Extracts from a graphics dataset
★ ★ ★

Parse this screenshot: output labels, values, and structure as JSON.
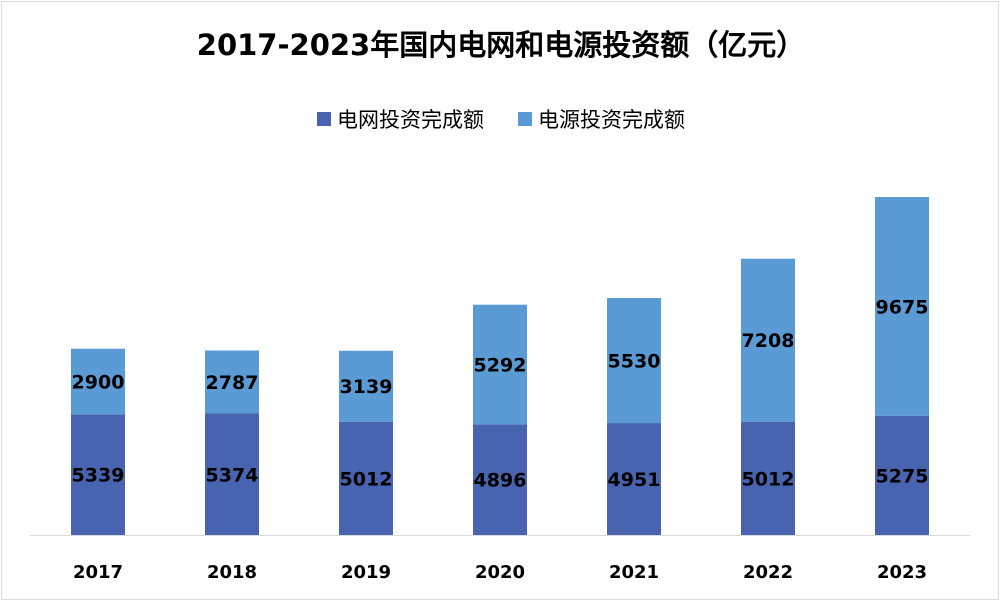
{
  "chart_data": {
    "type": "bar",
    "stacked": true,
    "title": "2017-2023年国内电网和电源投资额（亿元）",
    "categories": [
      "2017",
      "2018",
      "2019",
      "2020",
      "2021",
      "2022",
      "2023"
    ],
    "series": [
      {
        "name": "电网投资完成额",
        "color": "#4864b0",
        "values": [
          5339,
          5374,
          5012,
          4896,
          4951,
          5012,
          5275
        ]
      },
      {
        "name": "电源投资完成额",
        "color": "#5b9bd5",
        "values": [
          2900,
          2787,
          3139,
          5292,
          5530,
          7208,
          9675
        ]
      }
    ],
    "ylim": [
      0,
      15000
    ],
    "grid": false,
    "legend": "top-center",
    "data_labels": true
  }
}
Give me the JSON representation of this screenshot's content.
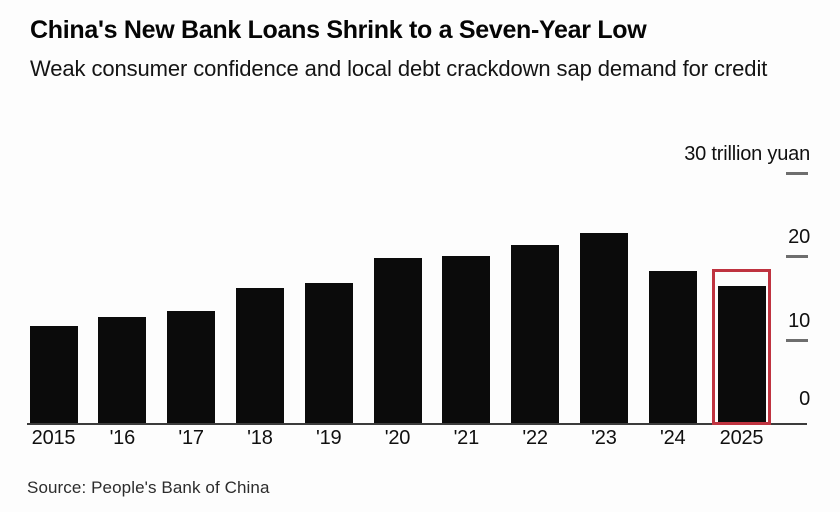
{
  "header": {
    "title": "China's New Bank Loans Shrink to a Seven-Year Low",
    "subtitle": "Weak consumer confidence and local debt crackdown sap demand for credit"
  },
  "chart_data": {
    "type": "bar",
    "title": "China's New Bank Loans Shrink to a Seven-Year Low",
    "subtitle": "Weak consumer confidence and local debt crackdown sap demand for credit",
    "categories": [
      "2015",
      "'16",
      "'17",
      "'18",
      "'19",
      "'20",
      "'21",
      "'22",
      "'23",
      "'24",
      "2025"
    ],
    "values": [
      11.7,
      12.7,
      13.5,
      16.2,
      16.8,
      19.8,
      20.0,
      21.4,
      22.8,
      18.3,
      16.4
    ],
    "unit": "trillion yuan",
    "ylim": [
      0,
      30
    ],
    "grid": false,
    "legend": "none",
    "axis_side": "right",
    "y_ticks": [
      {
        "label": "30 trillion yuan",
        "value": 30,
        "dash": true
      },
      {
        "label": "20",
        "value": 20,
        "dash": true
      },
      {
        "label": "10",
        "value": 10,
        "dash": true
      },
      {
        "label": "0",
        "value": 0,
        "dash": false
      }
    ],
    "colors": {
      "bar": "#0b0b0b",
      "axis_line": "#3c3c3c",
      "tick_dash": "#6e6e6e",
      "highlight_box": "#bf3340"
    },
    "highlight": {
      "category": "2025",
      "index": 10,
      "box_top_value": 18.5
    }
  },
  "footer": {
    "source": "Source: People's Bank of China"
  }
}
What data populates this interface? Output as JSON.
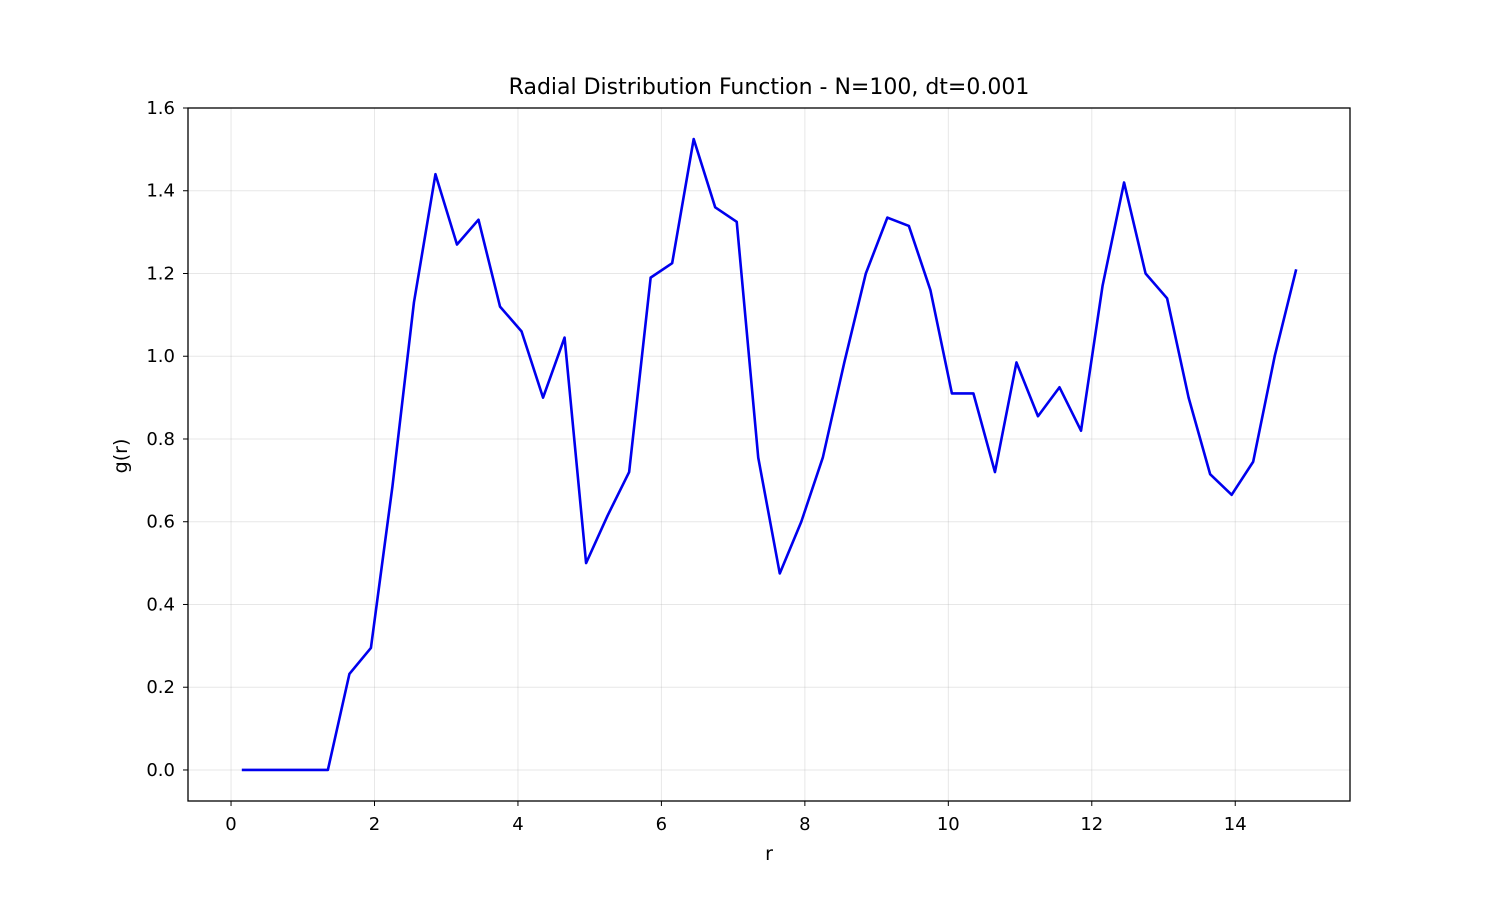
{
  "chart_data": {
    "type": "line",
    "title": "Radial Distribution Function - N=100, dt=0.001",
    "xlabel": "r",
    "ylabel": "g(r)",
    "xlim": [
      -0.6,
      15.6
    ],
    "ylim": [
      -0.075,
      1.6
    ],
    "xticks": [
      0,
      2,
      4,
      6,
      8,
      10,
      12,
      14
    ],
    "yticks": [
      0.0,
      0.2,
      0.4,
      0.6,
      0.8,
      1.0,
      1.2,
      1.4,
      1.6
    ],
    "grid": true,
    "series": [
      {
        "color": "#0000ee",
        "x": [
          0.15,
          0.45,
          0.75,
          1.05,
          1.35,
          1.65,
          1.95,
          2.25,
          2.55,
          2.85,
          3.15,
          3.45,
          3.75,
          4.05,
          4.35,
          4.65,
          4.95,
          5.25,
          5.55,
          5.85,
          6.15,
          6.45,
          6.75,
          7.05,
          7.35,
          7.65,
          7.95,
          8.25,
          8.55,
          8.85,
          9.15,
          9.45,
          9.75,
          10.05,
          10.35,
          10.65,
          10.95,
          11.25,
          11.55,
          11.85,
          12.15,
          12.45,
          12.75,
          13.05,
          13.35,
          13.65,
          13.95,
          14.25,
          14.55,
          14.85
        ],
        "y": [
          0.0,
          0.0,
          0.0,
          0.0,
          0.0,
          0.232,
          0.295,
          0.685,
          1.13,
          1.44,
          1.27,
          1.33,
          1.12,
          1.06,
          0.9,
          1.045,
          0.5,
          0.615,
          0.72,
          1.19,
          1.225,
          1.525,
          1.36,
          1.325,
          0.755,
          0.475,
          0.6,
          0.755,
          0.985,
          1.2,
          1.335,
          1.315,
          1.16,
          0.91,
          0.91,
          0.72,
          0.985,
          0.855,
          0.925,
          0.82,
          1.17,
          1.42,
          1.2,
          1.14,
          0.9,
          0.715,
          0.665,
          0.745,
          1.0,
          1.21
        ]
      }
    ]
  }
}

★ ★ ★

- _WHAT TO PRODUCE_
Filter the records above for "crackdown" and copy every matching line.

- _SOLUTION BELOW_
    "subtitle": "Weak consumer confidence and local debt crackdown sap demand for credit"
    "subtitle": "Weak consumer confidence and local debt crackdown sap demand for credit",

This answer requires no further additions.